#### Stored records:

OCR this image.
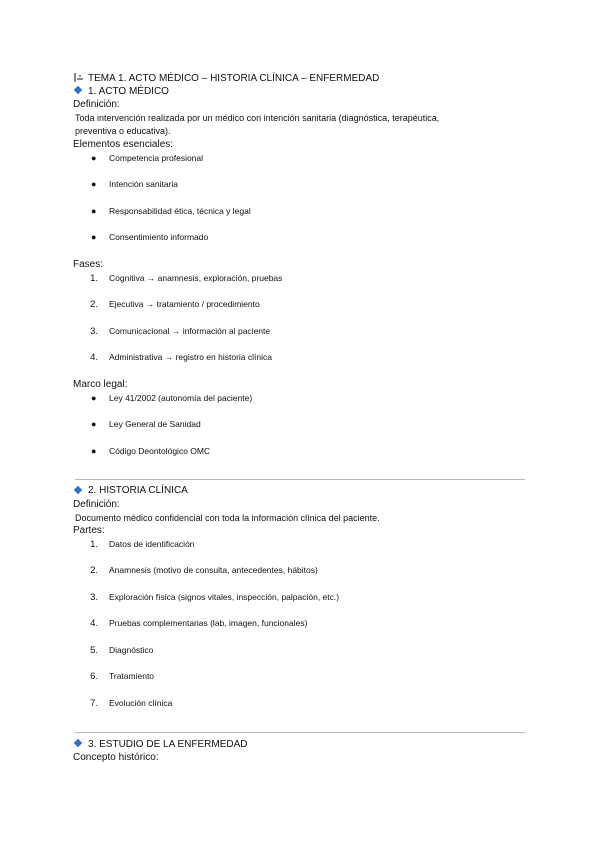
TEMA 1. ACTO MÉDICO – HISTORIA CLÍNICA – ENFERMEDAD
1. ACTO MÉDICO
Definición:
Toda intervención realizada por un médico con intención sanitaria (diagnóstica, terapéutica,
preventiva o educativa).
Elementos esenciales:
● Competencia profesional
● Intención sanitaria
● Responsabilidad ética, técnica y legal
● Consentimiento informado
Fases:
1. Cognitiva → anamnesis, exploración, pruebas
2. Ejecutiva → tratamiento / procedimiento
3. Comunicacional → información al paciente
4. Administrativa → registro en historia clínica
Marco legal:
● Ley 41/2002 (autonomía del paciente)
● Ley General de Sanidad
● Código Deontológico OMC
2. HISTORIA CLÍNICA
Definición:
Documento médico confidencial con toda la información clínica del paciente.
Partes:
1. Datos de identificación
2. Anamnesis (motivo de consulta, antecedentes, hábitos)
3. Exploración física (signos vitales, inspección, palpación, etc.)
4. Pruebas complementarias (lab, imagen, funcionales)
5. Diagnóstico
6. Tratamiento
7. Evolución clínica
3. ESTUDIO DE LA ENFERMEDAD
Concepto histórico:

#### What the task requires:
Copy all the lines of data exactly as they appear, dropping any images.

#### Expected answer:
OCR this image.
TEMA 1. ACTO MÉDICO – HISTORIA CLÍNICA – ENFERMEDAD
1. ACTO MÉDICO
Definición:
Toda intervención realizada por un médico con intención sanitaria (diagnóstica, terapéutica,
preventiva o educativa).
Elementos esenciales:
● Competencia profesional
● Intención sanitaria
● Responsabilidad ética, técnica y legal
● Consentimiento informado
Fases:
1. Cognitiva → anamnesis, exploración, pruebas
2. Ejecutiva → tratamiento / procedimiento
3. Comunicacional → información al paciente
4. Administrativa → registro en historia clínica
Marco legal:
● Ley 41/2002 (autonomía del paciente)
● Ley General de Sanidad
● Código Deontológico OMC
2. HISTORIA CLÍNICA
Definición:
Documento médico confidencial con toda la información clínica del paciente.
Partes:
1. Datos de identificación
2. Anamnesis (motivo de consulta, antecedentes, hábitos)
3. Exploración física (signos vitales, inspección, palpación, etc.)
4. Pruebas complementarias (lab, imagen, funcionales)
5. Diagnóstico
6. Tratamiento
7. Evolución clínica
3. ESTUDIO DE LA ENFERMEDAD
Concepto histórico:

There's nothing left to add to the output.